Continue the case study about the founding UX Engineer role at the diagramming platform, starting after its last sentence.

TEXT FOR ANALYSIS —
▬▬▬▬▬▬

Case study

Founding UX Engineer — diagramming platform.

First and only UX Engineer at a developer tools startup building on top of Mermaid.js — an open-source diagramming library. The role covered the full product surface: designing the dashboard, editor, and core features, while also building the UI foundation from the ground up — design system, Storybook, documentation site, and community.

Scope

Product design, design system, Storybook, docs, community

Stack

SvelteKit, TypeScript, Supabase, Storybook, Argos

Role

Founding UX Engineer

Outcome

23 components, full docs site, company-wide adoption

Product screens aren't shown here under NDA. Public artifacts are being collected and will be linked here.

Context

The startup was building a product on top of Mermaid.js — a well-known open-source diagramming library used across the developer community. I joined as the fourth person on the team and the first UX Engineer, with no existing UI foundation, design system, or documentation.

▬▬▬▬▬▬

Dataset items

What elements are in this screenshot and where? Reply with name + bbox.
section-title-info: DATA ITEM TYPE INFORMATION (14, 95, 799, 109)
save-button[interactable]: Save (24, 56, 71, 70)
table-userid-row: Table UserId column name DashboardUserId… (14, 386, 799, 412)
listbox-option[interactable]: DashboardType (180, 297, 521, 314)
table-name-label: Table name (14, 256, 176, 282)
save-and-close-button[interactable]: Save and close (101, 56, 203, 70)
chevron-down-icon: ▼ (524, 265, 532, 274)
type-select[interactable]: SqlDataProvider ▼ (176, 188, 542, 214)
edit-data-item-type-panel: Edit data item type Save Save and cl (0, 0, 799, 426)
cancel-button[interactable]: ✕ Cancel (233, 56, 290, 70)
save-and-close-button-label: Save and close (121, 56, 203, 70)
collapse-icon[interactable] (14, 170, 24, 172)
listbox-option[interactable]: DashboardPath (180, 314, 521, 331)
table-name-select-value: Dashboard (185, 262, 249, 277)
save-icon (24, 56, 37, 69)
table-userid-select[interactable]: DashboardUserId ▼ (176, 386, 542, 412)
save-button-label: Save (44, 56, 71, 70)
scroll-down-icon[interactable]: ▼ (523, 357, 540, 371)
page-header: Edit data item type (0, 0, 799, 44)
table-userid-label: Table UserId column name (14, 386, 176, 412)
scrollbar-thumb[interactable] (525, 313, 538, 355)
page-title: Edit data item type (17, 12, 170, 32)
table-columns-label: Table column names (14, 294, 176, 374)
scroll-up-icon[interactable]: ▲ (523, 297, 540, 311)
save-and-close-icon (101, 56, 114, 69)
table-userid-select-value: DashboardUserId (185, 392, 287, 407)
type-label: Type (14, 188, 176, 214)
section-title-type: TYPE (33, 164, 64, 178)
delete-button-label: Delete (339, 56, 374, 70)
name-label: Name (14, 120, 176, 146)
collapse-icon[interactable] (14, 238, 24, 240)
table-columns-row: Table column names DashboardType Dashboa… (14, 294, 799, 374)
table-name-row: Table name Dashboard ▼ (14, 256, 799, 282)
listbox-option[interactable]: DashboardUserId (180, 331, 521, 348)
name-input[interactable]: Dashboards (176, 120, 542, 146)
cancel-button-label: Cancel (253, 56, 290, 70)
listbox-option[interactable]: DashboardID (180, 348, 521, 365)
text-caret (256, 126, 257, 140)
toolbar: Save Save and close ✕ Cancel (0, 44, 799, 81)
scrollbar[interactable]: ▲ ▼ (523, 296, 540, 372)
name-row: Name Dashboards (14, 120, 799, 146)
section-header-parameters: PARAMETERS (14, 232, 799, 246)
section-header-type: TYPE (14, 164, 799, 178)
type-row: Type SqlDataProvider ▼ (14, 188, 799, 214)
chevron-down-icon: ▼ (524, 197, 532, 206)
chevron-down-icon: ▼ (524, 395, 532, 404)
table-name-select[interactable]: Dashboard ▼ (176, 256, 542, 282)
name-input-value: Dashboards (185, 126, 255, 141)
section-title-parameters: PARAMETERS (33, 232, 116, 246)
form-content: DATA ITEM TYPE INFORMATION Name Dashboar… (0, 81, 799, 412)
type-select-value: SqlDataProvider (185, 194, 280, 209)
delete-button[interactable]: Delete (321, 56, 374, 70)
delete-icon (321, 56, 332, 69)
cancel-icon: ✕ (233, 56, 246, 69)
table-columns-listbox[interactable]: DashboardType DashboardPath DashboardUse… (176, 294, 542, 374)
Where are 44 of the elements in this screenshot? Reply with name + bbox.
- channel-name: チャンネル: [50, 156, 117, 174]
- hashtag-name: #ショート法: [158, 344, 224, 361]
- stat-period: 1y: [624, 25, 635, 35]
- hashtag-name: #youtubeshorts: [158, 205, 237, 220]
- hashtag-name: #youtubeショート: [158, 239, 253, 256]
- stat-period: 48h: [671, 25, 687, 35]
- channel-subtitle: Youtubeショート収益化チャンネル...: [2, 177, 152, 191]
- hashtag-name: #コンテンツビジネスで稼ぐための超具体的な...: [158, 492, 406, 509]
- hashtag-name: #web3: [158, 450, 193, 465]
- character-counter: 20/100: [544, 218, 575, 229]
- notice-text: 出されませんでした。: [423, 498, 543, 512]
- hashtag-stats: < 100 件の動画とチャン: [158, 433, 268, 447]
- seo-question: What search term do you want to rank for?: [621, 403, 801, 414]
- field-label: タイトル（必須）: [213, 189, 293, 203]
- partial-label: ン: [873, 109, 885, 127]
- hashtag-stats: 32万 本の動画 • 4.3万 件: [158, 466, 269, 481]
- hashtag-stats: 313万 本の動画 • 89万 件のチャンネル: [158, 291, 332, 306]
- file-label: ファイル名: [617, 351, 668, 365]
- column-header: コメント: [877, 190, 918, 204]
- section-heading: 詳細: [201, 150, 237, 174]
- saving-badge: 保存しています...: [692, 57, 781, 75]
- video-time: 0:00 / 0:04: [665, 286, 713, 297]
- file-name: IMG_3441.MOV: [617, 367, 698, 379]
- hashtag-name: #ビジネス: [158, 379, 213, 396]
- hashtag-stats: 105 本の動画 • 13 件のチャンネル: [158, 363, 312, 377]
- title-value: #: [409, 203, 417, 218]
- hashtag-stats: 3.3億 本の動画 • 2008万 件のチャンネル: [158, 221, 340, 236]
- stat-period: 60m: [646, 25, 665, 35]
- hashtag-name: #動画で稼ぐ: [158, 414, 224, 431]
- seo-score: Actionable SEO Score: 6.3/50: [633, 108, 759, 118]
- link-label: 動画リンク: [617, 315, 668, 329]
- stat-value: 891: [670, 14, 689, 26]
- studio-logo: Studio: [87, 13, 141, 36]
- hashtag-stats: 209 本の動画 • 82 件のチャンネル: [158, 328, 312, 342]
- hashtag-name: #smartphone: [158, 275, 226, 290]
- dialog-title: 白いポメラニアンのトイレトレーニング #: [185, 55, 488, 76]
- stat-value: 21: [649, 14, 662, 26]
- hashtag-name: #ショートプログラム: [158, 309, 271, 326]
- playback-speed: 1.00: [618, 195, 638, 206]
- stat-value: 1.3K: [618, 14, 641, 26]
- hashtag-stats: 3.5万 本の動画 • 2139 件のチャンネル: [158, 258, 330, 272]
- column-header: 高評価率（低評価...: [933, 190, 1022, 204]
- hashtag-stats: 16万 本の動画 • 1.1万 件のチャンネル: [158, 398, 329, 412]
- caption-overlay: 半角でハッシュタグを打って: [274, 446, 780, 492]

▬▬▬▬▬▬

RESPONSE BOX —
Early on, the role spanned product design and direction — designing the dashboard, the editor, and the features inside it, while also shaping what got built alongside how. Over time the focus shifted toward engineering delivery, but the product design work informed every system decision that followed.

Why this mattered

A developer tools product needs to earn trust with a technical audience. The UI foundation, documentation, and community all had to reflect that — not just look good, but work the way developers expect things to work.

What I built

The work spanned the full surface of a developer tools product — from the component library to the docs site to the community layer underneath it.

Component library

23 production-ready components for a complete website redesign. Owned the full design system roadmap from foundation to delivery.

Storybook

Demo pages for every component, giving the engineering team a living reference for implementation and reducing handoff friction.

Documentation site

Built from scratch — product tutorials and reference pages for each diagram type, making the product approachable for new users.

Community and open source

Set up and launched the community Discord. Contributed documentation to the Mermaid.js open-source project the product was built on.

Key decisions

The most important calls weren't technical. They were about scope, sequencing, and what it actually means to own a UI foundation at a small startup.

Shape what gets built, not just how it looks

In the early stages, the role meant being involved in product and design decisions alongside engineering — figuring out what to build before figuring out how to build it well.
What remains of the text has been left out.